# does my puppies ears that were just cropped look normal??



## PitLover28 (Apr 24, 2012)

My nine week puppy got her ears cropped yesterday by the vet. It is our first time ever having a dog with their ears cropped and was wondering what others thought? We our worried that the left ear is trimmed more than the right ear...


----------



## cammoblue (Jan 15, 2012)

ears look fine to me... they are going to look a little weird until you get the stitches out and they start standing up normal again.


----------



## angelbaby (Feb 4, 2010)

the last few pictures the ear on the left the tip looks flat like there is no tip , and it looks folded over funny , is that just the lighting am I not looking at that right? if not did you ask for the tip to be like that? the cut itself looks normal where the stitches are, just the tips look odd to me, maybe just me though.


----------



## PitLover28 (Apr 24, 2012)

My boyfriend thinks that one of the ears were cut more than the other. The tips of the ears look fine I think its just the picture that makes them look like that. We are just worried that they are not the same and dont know what to do or how to really know for sure tha they are messed up.


----------



## Indie (Sep 29, 2010)

When I had my gal's ears cropped (incidentally @ Somerset Animal Hospital in MD), they looked a bit off to me, too... and they were. We had the longer one re-cropped for free by the same vet, and he still didn't take enough off, so they are still a bit uneven. (PISSED me off!) Your pup's ears are trimmed in a diff style, it appears, but here's what my gal's looked like thru the healing process:
when she got home that night:








a few days later:








stitches out:








Best in show puppy w/ messed up ears:








after 2nd crop on her white ear








and now we avoid taking head-on pics like this:


----------



## PitLover28 (Apr 24, 2012)

### USING THE INFORMATION:
1. Translate this sentence from the ear-cropping thread into Spanish: "We had the longer one re-cropped for free by the same vet, and he still didn't take enough off, so they are still a bit uneven."
2. Repeat word for word the part of the ear-cropping thread that begins at the words "My nine week" and stops after "(Jan 15, 2012)".
3. In the ear-cropping thread, how old does PitLover28 say the puppy is?

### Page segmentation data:
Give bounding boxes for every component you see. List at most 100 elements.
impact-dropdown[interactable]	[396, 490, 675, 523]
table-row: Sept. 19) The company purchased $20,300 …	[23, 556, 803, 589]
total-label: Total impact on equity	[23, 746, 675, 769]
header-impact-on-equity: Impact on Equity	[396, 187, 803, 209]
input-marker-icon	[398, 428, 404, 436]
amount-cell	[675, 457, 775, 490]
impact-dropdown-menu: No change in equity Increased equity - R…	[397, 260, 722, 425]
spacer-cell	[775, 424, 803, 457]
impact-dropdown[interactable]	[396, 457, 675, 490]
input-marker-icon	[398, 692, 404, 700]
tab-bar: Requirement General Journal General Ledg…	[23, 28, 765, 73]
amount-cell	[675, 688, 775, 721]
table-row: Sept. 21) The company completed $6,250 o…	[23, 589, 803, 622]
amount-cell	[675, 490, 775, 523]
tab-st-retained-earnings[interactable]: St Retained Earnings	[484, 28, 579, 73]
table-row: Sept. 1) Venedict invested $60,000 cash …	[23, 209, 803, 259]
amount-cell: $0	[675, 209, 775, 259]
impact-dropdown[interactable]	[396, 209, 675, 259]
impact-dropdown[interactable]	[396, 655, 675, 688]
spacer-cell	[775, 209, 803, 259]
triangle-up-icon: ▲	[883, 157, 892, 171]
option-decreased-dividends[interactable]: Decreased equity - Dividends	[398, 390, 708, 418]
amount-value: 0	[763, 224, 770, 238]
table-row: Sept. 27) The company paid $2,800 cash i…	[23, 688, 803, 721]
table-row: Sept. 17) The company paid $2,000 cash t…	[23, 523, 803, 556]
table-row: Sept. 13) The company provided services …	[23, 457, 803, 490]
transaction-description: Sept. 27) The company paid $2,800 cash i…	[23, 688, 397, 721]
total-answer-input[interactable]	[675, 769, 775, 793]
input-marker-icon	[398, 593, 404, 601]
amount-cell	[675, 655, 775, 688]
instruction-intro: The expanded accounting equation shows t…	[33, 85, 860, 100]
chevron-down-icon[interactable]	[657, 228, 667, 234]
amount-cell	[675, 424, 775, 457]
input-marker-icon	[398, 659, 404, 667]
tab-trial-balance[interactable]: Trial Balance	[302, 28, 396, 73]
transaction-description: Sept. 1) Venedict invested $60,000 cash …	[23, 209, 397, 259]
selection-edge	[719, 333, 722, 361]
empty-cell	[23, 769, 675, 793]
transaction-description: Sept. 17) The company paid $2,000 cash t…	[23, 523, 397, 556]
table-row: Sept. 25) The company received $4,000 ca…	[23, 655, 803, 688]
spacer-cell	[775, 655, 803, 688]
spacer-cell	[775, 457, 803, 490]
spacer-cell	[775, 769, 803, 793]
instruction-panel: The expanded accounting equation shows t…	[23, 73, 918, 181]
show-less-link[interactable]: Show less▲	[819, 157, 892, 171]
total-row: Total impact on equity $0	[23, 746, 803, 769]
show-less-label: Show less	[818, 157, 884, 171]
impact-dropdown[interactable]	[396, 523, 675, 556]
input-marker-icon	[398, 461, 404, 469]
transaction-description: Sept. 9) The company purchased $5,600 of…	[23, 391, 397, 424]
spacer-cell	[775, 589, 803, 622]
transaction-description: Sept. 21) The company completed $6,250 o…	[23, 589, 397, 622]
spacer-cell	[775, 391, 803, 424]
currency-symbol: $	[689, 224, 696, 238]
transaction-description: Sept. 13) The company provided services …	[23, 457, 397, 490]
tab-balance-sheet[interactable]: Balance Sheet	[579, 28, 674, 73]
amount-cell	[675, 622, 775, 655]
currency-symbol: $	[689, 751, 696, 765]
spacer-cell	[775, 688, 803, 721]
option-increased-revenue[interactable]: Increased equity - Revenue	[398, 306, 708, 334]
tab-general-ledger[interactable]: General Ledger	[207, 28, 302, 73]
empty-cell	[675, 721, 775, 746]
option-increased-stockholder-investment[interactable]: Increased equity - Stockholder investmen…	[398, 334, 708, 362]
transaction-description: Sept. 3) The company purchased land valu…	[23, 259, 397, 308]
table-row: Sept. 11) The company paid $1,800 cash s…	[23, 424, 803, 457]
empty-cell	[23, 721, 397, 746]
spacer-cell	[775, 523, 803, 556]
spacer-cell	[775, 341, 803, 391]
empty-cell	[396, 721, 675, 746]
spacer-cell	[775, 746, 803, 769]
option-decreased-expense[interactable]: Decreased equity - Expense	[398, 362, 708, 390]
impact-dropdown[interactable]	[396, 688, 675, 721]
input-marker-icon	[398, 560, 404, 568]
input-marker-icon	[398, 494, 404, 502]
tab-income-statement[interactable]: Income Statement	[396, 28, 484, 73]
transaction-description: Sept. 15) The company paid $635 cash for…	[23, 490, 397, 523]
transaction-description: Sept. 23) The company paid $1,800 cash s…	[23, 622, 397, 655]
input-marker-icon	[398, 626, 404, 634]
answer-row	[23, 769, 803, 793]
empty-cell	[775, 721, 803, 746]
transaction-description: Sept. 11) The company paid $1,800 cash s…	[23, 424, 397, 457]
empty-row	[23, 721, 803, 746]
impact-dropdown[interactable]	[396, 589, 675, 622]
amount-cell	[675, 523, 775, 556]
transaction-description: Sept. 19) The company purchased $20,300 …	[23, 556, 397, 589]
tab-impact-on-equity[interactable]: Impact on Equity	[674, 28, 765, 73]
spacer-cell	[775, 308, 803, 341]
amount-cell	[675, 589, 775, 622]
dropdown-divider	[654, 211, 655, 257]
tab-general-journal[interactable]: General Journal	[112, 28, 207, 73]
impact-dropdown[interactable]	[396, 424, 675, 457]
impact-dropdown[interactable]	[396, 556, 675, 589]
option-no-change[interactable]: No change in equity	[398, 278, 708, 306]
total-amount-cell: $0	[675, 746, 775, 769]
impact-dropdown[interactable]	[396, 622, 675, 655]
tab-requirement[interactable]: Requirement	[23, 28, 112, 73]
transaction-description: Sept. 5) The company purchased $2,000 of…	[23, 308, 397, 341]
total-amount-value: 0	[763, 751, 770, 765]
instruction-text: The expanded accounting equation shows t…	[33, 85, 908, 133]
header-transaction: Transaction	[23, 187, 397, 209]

### YOUR RESPONSES:
1. Le volvimos a cortar gratis la más larga con el mismo veterinario, y aun así no quitó lo suficiente, así que todavía están un poco disparejas.

2.
My nine week puppy got her ears cropped yesterday by the vet. It is our first time ever having a dog with their ears cropped and was wondering what others thought? We our worried that the left ear is trimmed more than the right ear...


----------



## cammoblue (Jan 15, 2012)

3. Nine weeks old.